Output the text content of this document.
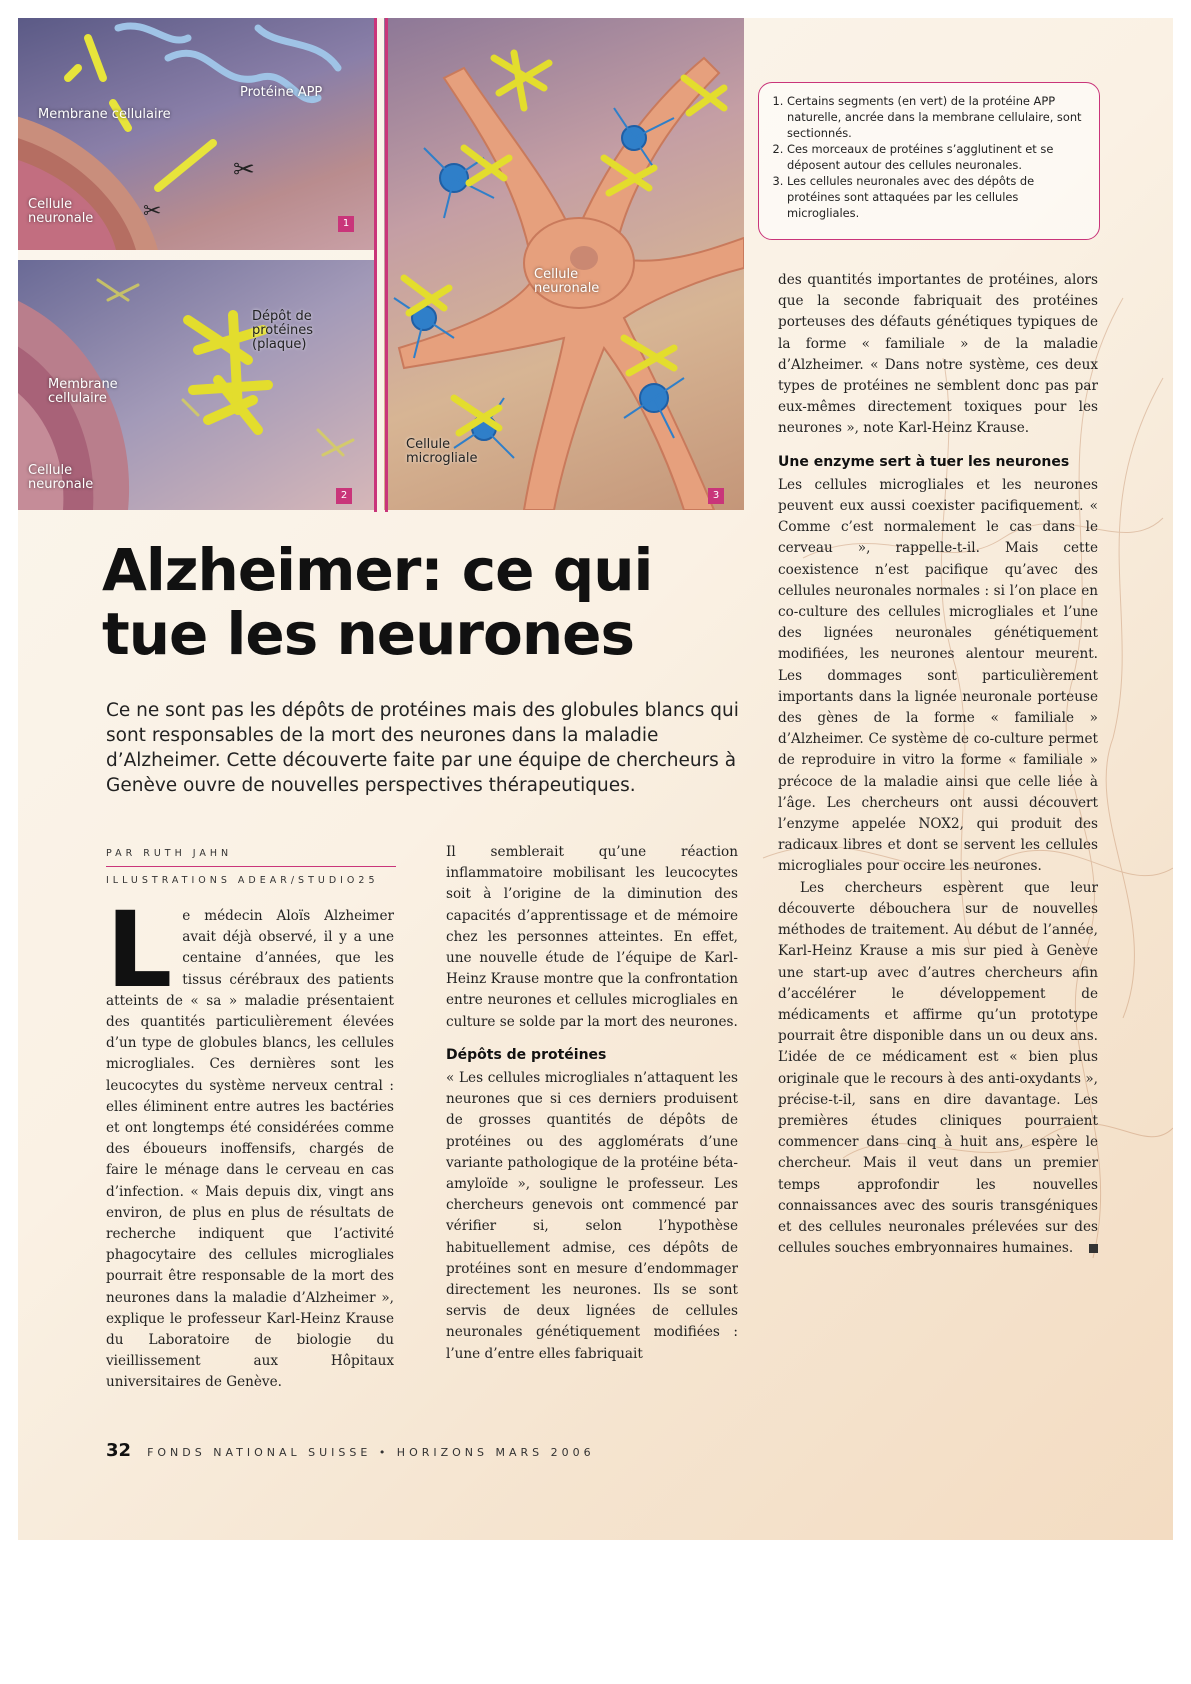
✂
✂
Membrane cellulaire
Cellule neuronale
Protéine APP
1
Dépôt de protéines (plaque)
Membrane cellulaire
Cellule neuronale
2
Cellule neuronale
Cellule microgliale
3
1. Certains segments (en vert) de la protéine APP naturelle, ancrée dans la membrane cellulaire, sont sectionnés.
2. Ces morceaux de protéines s’agglutinent et se déposent autour des cellules neuronales.
3. Les cellules neuronales avec des dépôts de protéines sont attaquées par les cellules microgliales.
Alzheimer: ce qui tue les neurones
Ce ne sont pas les dépôts de protéines mais des globules blancs qui sont responsables de la mort des neurones dans la maladie d’Alzheimer. Cette découverte faite par une équipe de chercheurs à Genève ouvre de nouvelles perspectives thérapeutiques.
PAR RUTH JAHN
ILLUSTRATIONS ADEAR/STUDIO25

Le médecin Aloïs Alzheimer avait déjà observé, il y a une centaine d’années, que les tissus cérébraux des patients atteints de « sa » maladie présentaient des quantités particulièrement élevées d’un type de globules blancs, les cellules microgliales. Ces dernières sont les leucocytes du système nerveux central : elles éliminent entre autres les bactéries et ont longtemps été considérées comme des éboueurs inoffensifs, chargés de faire le ménage dans le cerveau en cas d’infection. « Mais depuis dix, vingt ans environ, de plus en plus de résultats de recherche indiquent que l’activité phagocytaire des cellules microgliales pourrait être responsable de la mort des neurones dans la maladie d’Alzheimer », explique le professeur Karl-Heinz Krause du Laboratoire de biologie du vieillissement aux Hôpitaux universitaires de Genève.

Il semblerait qu’une réaction inflammatoire mobilisant les leucocytes soit à l’origine de la diminution des capacités d’apprentissage et de mémoire chez les personnes atteintes. En effet, une nouvelle étude de l’équipe de Karl-Heinz Krause montre que la confrontation entre neurones et cellules microgliales en culture se solde par la mort des neurones.

Dépôts de protéines

« Les cellules microgliales n’attaquent les neurones que si ces derniers produisent de grosses quantités de dépôts de protéines ou des agglomérats d’une variante pathologique de la protéine béta-amyloïde », souligne le professeur. Les chercheurs genevois ont commencé par vérifier si, selon l’hypothèse habituellement admise, ces dépôts de protéines sont en mesure d’endommager directement les neurones. Ils se sont servis de deux lignées de cellules neuronales génétiquement modifiées : l’une d’entre elles fabriquait

des quantités importantes de protéines, alors que la seconde fabriquait des protéines porteuses des défauts génétiques typiques de la forme « familiale » de la maladie d’Alzheimer. « Dans notre système, ces deux types de protéines ne semblent donc pas par eux-mêmes directement toxiques pour les neurones », note Karl-Heinz Krause.

Une enzyme sert à tuer les neurones

Les cellules microgliales et les neurones peuvent eux aussi coexister pacifiquement. « Comme c’est normalement le cas dans le cerveau », rappelle-t-il. Mais cette coexistence n’est pacifique qu’avec des cellules neuronales normales : si l’on place en co-culture des cellules microgliales et l’une des lignées neuronales génétiquement modifiées, les neurones alentour meurent. Les dommages sont particulièrement importants dans la lignée neuronale porteuse des gènes de la forme « familiale » d’Alzheimer. Ce système de co-culture permet de reproduire in vitro la forme « familiale » précoce de la maladie ainsi que celle liée à l’âge. Les chercheurs ont aussi découvert l’enzyme appelée NOX2, qui produit des radicaux libres et dont se servent les cellules microgliales pour occire les neurones.

Les chercheurs espèrent que leur découverte débouchera sur de nouvelles méthodes de traitement. Au début de l’année, Karl-Heinz Krause a mis sur pied à Genève une start-up avec d’autres chercheurs afin d’accélérer le développement de médicaments et affirme qu’un prototype pourrait être disponible dans un ou deux ans. L’idée de ce médicament est « bien plus originale que le recours à des anti-oxydants », précise-t-il, sans en dire davantage. Les premières études cliniques pourraient commencer dans cinq à huit ans, espère le chercheur. Mais il veut dans un premier temps approfondir les nouvelles connaissances avec des souris transgéniques et des cellules neuronales prélevées sur des cellules souches embryonnaires humaines.

32 FONDS NATIONAL SUISSE • HORIZONS MARS 2006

--------------------------------

— EXERCISE DIRECTIONS —
Using the records above, pull out each line where the word "globules" occurs.

— EXERCISE RESULT —
Ce ne sont pas les dépôts de protéines mais des globules blancs qui sont responsables de la mort des neurones dans la maladie d’Alzheimer. Cette découverte faite par une équipe de chercheurs à Genève ouvre de nouvelles perspectives thérapeutiques.
Le médecin Aloïs Alzheimer avait déjà observé, il y a une centaine d’années, que les tissus cérébraux des patients atteints de « sa » maladie présentaient des quantités particulièrement élevées d’un type de globules blancs, les cellules microgliales. Ces dernières sont les leucocytes du système nerveux central : elles éliminent entre autres les bactéries et ont longtemps été considérées comme des éboueurs inoffensifs, chargés de faire le ménage dans le cerveau en cas d’infection. « Mais depuis dix, vingt ans environ, de plus en plus de résultats de recherche indiquent que l’activité phagocytaire des cellules microgliales pourrait être responsable de la mort des neurones dans la maladie d’Alzheimer », explique le professeur Karl-Heinz Krause du Laboratoire de biologie du vieillissement aux Hôpitaux universitaires de Genève.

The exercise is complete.